**What is asked**
Pull each line holding "Lãnh" out of the entries below.

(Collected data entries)
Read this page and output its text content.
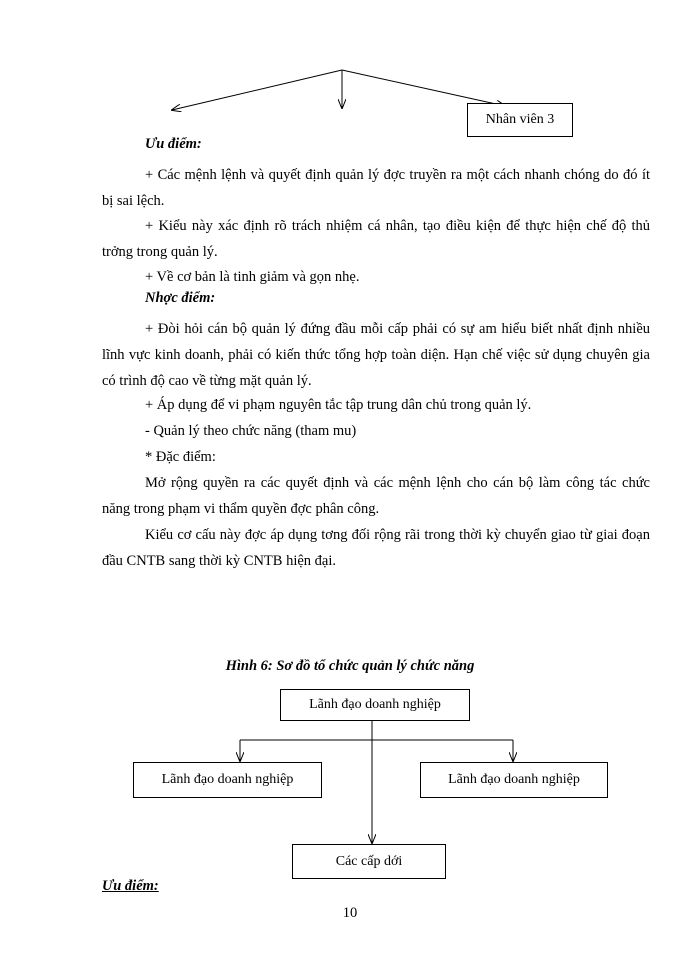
Nhân viên 3
Ưu điểm:

+ Các mệnh lệnh và quyết định quản lý đợc truyền ra một cách nhanh chóng do đó ít bị sai lệch.

+ Kiểu này xác định rõ trách nhiệm cá nhân, tạo điều kiện để thực hiện chế độ thủ trởng trong quản lý.

+ Về cơ bản là tinh giảm và gọn nhẹ.

Nhợc điểm:

+ Đòi hỏi cán bộ quản lý đứng đầu mỗi cấp phải có sự am hiểu biết nhất định nhiều lĩnh vực kinh doanh, phải có kiến thức tổng hợp toàn diện. Hạn chế việc sử dụng chuyên gia có trình độ cao về từng mặt quản lý.

+ Áp dụng để vi phạm nguyên tắc tập trung dân chủ trong quản lý.

- Quản lý theo chức năng (tham mu)

* Đặc điểm:

Mở rộng quyền ra các quyết định và các mệnh lệnh cho cán bộ làm công tác chức năng trong phạm vi thẩm quyền đợc phân công.

Kiểu cơ cấu này đợc áp dụng tơng đối rộng rãi trong thời kỳ chuyển giao từ giai đoạn đầu CNTB sang thời kỳ CNTB hiện đại.

Hình 6: Sơ đồ tổ chức quản lý chức năng
Lãnh đạo doanh nghiệp
Lãnh đạo doanh nghiệp	Lãnh đạo doanh nghiệp
Các cấp dới
Ưu điểm:
10
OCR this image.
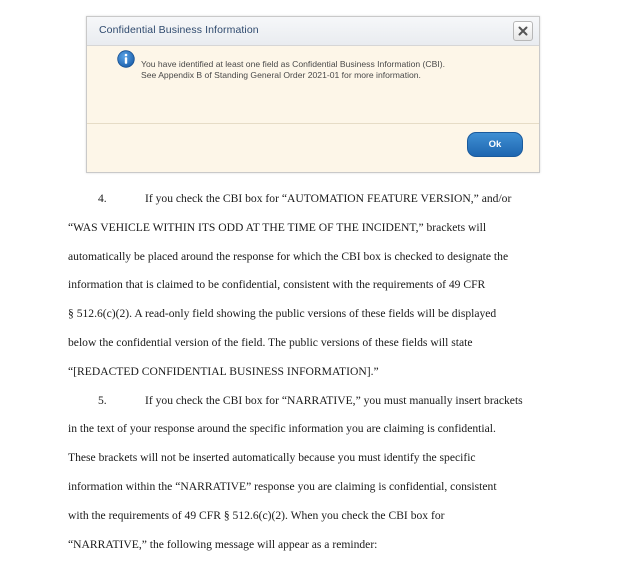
Confidential Business Information
You have identified at least one field as Confidential Business Information (CBI).
See Appendix B of Standing General Order 2021-01 for more information.
Ok
4.	If you check the CBI box for “AUTOMATION FEATURE VERSION,” and/or
“WAS VEHICLE WITHIN ITS ODD AT THE TIME OF THE INCIDENT,” brackets will
automatically be placed around the response for which the CBI box is checked to designate the
information that is claimed to be confidential, consistent with the requirements of 49 CFR
§ 512.6(c)(2). A read-only field showing the public versions of these fields will be displayed
below the confidential version of the field. The public versions of these fields will state
“[REDACTED CONFIDENTIAL BUSINESS INFORMATION].”
5.	If you check the CBI box for “NARRATIVE,” you must manually insert brackets
in the text of your response around the specific information you are claiming is confidential.
These brackets will not be inserted automatically because you must identify the specific
information within the “NARRATIVE” response you are claiming is confidential, consistent
with the requirements of 49 CFR § 512.6(c)(2). When you check the CBI box for
“NARRATIVE,” the following message will appear as a reminder:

**Full response**
Lãnh đạo doanh nghiệp
Lãnh đạo doanh nghiệp	Lãnh đạo doanh nghiệp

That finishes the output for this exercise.